Direction: Tell how many lines have the string "descent" in them, and write nothing besides the number.

Raw data:
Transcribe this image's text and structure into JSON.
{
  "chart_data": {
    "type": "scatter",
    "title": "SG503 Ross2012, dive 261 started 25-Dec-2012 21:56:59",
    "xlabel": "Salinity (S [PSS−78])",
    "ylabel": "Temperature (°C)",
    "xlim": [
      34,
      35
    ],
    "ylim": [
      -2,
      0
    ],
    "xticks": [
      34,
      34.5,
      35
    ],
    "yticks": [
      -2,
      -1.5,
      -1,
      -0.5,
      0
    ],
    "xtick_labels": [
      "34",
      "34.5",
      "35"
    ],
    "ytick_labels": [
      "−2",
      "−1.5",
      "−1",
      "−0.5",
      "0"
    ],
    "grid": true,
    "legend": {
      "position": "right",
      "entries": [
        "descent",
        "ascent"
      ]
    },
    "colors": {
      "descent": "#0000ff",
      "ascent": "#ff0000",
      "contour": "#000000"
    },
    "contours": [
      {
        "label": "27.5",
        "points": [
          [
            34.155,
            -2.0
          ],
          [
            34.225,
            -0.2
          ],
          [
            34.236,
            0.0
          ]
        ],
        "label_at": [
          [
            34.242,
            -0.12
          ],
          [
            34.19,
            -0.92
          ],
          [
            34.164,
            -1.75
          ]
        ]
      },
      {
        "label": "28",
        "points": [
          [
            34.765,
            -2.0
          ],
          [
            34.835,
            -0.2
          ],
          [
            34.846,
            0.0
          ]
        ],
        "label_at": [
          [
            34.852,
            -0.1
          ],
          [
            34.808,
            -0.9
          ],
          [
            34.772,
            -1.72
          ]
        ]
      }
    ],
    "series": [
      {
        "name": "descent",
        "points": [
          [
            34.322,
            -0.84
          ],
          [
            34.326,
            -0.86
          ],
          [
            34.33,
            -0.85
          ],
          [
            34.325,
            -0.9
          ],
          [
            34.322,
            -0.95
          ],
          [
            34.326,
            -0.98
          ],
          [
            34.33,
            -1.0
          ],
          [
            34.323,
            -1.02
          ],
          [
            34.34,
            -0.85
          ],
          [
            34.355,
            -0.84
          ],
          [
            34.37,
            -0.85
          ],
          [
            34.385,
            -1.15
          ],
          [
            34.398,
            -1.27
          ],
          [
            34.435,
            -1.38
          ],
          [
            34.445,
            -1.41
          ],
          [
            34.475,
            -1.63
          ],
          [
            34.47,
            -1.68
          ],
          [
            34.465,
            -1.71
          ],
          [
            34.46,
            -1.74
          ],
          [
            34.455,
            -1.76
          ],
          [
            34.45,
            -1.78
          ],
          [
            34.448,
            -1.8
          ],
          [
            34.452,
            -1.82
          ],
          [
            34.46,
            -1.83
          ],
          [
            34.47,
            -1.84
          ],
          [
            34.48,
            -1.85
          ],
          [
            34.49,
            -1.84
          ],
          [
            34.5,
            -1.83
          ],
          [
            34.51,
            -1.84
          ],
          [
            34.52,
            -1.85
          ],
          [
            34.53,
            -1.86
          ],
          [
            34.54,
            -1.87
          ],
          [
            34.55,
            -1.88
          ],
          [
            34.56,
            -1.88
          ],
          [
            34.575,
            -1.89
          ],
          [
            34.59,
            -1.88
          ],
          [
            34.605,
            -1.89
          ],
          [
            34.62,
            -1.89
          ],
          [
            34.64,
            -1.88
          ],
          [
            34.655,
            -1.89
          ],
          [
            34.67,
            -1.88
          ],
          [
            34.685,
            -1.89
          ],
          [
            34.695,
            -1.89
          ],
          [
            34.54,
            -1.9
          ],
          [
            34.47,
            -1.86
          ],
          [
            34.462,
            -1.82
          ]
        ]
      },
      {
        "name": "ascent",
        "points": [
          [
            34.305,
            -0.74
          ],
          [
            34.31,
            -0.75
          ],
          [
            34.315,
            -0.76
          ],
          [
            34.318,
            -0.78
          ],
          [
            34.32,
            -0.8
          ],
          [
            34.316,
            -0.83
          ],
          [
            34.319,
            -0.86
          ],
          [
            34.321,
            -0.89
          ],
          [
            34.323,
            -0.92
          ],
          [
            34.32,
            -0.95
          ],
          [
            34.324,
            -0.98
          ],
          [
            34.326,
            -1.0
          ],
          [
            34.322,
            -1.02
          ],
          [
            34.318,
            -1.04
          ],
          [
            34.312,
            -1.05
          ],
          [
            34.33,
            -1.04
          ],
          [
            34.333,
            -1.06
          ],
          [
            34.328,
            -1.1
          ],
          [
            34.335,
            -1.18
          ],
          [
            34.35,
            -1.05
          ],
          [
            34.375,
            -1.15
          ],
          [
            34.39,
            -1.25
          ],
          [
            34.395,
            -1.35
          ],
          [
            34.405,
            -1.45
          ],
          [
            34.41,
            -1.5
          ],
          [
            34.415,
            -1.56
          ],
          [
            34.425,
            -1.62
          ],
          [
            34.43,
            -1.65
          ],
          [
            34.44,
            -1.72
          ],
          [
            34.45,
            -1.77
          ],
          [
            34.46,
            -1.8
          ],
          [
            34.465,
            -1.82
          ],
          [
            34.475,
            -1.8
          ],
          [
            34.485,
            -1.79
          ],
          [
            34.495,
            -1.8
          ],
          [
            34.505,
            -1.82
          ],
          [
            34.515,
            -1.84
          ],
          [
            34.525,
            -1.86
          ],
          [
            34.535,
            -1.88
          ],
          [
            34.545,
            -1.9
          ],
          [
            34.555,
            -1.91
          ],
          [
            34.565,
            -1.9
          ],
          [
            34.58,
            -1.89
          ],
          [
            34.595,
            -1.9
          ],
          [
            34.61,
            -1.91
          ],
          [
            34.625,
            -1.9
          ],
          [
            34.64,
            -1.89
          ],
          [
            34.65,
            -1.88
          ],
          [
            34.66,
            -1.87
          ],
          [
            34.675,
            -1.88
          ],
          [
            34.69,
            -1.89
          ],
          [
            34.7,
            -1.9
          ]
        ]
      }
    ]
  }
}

Finished task: 3